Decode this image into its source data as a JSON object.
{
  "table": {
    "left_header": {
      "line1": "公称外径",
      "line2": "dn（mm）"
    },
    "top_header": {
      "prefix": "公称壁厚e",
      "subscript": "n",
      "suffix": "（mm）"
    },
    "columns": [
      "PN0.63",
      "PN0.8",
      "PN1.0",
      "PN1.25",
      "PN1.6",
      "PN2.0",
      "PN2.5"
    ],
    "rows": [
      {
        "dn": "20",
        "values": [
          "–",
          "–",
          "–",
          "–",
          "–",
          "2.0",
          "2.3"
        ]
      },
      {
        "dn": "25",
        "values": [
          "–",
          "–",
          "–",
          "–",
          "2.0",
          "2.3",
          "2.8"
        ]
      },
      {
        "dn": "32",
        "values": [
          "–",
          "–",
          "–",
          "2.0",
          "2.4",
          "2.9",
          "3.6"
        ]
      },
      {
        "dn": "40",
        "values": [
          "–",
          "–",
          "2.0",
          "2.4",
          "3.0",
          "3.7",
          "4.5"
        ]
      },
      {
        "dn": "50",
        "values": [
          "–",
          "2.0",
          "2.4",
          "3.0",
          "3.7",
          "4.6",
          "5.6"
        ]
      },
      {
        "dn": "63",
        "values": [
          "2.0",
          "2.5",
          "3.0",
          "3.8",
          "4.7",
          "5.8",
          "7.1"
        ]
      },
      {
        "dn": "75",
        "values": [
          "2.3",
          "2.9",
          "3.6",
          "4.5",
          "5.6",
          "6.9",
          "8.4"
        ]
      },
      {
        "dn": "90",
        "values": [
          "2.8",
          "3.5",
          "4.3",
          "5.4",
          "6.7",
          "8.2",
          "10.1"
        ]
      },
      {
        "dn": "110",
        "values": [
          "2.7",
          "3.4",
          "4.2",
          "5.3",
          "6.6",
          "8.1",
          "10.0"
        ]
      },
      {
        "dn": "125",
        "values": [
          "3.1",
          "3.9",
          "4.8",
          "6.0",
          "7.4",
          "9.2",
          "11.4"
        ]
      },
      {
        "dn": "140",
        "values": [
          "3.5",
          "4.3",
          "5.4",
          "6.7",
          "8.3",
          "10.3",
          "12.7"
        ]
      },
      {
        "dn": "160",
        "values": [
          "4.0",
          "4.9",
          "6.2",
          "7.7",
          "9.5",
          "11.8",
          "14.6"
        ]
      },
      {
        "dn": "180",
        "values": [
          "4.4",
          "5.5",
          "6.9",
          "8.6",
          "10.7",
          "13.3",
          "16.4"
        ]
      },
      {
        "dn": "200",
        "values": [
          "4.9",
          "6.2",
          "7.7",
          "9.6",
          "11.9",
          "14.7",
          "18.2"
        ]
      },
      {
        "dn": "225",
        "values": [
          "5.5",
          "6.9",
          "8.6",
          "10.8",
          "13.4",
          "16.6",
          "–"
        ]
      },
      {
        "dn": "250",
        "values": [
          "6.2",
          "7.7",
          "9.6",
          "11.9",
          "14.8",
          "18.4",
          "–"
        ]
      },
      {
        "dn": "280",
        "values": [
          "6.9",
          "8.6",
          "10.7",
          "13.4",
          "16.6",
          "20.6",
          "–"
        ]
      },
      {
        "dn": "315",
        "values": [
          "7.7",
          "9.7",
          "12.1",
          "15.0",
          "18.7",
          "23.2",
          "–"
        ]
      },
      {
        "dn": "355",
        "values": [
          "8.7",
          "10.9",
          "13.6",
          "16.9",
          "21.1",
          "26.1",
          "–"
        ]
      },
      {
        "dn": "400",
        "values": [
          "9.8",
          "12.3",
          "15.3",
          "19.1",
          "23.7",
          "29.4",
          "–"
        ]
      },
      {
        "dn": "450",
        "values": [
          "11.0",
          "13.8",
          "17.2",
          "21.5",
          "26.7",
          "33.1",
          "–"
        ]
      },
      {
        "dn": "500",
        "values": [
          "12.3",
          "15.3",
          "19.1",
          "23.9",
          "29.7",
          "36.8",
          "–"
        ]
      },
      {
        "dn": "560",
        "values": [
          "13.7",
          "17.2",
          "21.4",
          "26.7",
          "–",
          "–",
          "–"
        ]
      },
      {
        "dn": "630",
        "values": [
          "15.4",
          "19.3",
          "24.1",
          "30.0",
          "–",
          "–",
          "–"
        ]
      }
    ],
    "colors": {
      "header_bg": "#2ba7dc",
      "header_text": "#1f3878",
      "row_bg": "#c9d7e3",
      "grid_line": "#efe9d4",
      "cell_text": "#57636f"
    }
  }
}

_Your instructions:_ All of the entries need to be reproduced exactly; please write them out.

_Problem solution:_
Decode this image into its source data as a JSON object.
{
  "table": {
    "left_header": {
      "line1": "公称外径",
      "line2": "dn（mm）"
    },
    "top_header": {
      "prefix": "公称壁厚e",
      "subscript": "n",
      "suffix": "（mm）"
    },
    "columns": [
      "PN0.63",
      "PN0.8",
      "PN1.0",
      "PN1.25",
      "PN1.6",
      "PN2.0",
      "PN2.5"
    ],
    "rows": [
      {
        "dn": "20",
        "values": [
          "–",
          "–",
          "–",
          "–",
          "–",
          "2.0",
          "2.3"
        ]
      },
      {
        "dn": "25",
        "values": [
          "–",
          "–",
          "–",
          "–",
          "2.0",
          "2.3",
          "2.8"
        ]
      },
      {
        "dn": "32",
        "values": [
          "–",
          "–",
          "–",
          "2.0",
          "2.4",
          "2.9",
          "3.6"
        ]
      },
      {
        "dn": "40",
        "values": [
          "–",
          "–",
          "2.0",
          "2.4",
          "3.0",
          "3.7",
          "4.5"
        ]
      },
      {
        "dn": "50",
        "values": [
          "–",
          "2.0",
          "2.4",
          "3.0",
          "3.7",
          "4.6",
          "5.6"
        ]
      },
      {
        "dn": "63",
        "values": [
          "2.0",
          "2.5",
          "3.0",
          "3.8",
          "4.7",
          "5.8",
          "7.1"
        ]
      },
      {
        "dn": "75",
        "values": [
          "2.3",
          "2.9",
          "3.6",
          "4.5",
          "5.6",
          "6.9",
          "8.4"
        ]
      },
      {
        "dn": "90",
        "values": [
          "2.8",
          "3.5",
          "4.3",
          "5.4",
          "6.7",
          "8.2",
          "10.1"
        ]
      },
      {
        "dn": "110",
        "values": [
          "2.7",
          "3.4",
          "4.2",
          "5.3",
          "6.6",
          "8.1",
          "10.0"
        ]
      },
      {
        "dn": "125",
        "values": [
          "3.1",
          "3.9",
          "4.8",
          "6.0",
          "7.4",
          "9.2",
          "11.4"
        ]
      },
      {
        "dn": "140",
        "values": [
          "3.5",
          "4.3",
          "5.4",
          "6.7",
          "8.3",
          "10.3",
          "12.7"
        ]
      },
      {
        "dn": "160",
        "values": [
          "4.0",
          "4.9",
          "6.2",
          "7.7",
          "9.5",
          "11.8",
          "14.6"
        ]
      },
      {
        "dn": "180",
        "values": [
          "4.4",
          "5.5",
          "6.9",
          "8.6",
          "10.7",
          "13.3",
          "16.4"
        ]
      },
      {
        "dn": "200",
        "values": [
          "4.9",
          "6.2",
          "7.7",
          "9.6",
          "11.9",
          "14.7",
          "18.2"
        ]
      },
      {
        "dn": "225",
        "values": [
          "5.5",
          "6.9",
          "8.6",
          "10.8",
          "13.4",
          "16.6",
          "–"
        ]
      },
      {
        "dn": "250",
        "values": [
          "6.2",
          "7.7",
          "9.6",
          "11.9",
          "14.8",
          "18.4",
          "–"
        ]
      },
      {
        "dn": "280",
        "values": [
          "6.9",
          "8.6",
          "10.7",
          "13.4",
          "16.6",
          "20.6",
          "–"
        ]
      },
      {
        "dn": "315",
        "values": [
          "7.7",
          "9.7",
          "12.1",
          "15.0",
          "18.7",
          "23.2",
          "–"
        ]
      },
      {
        "dn": "355",
        "values": [
          "8.7",
          "10.9",
          "13.6",
          "16.9",
          "21.1",
          "26.1",
          "–"
        ]
      },
      {
        "dn": "400",
        "values": [
          "9.8",
          "12.3",
          "15.3",
          "19.1",
          "23.7",
          "29.4",
          "–"
        ]
      },
      {
        "dn": "450",
        "values": [
          "11.0",
          "13.8",
          "17.2",
          "21.5",
          "26.7",
          "33.1",
          "–"
        ]
      },
      {
        "dn": "500",
        "values": [
          "12.3",
          "15.3",
          "19.1",
          "23.9",
          "29.7",
          "36.8",
          "–"
        ]
      },
      {
        "dn": "560",
        "values": [
          "13.7",
          "17.2",
          "21.4",
          "26.7",
          "–",
          "–",
          "–"
        ]
      },
      {
        "dn": "630",
        "values": [
          "15.4",
          "19.3",
          "24.1",
          "30.0",
          "–",
          "–",
          "–"
        ]
      }
    ],
    "colors": {
      "header_bg": "#2ba7dc",
      "header_text": "#1f3878",
      "row_bg": "#c9d7e3",
      "grid_line": "#efe9d4",
      "cell_text": "#57636f"
    }
  }
}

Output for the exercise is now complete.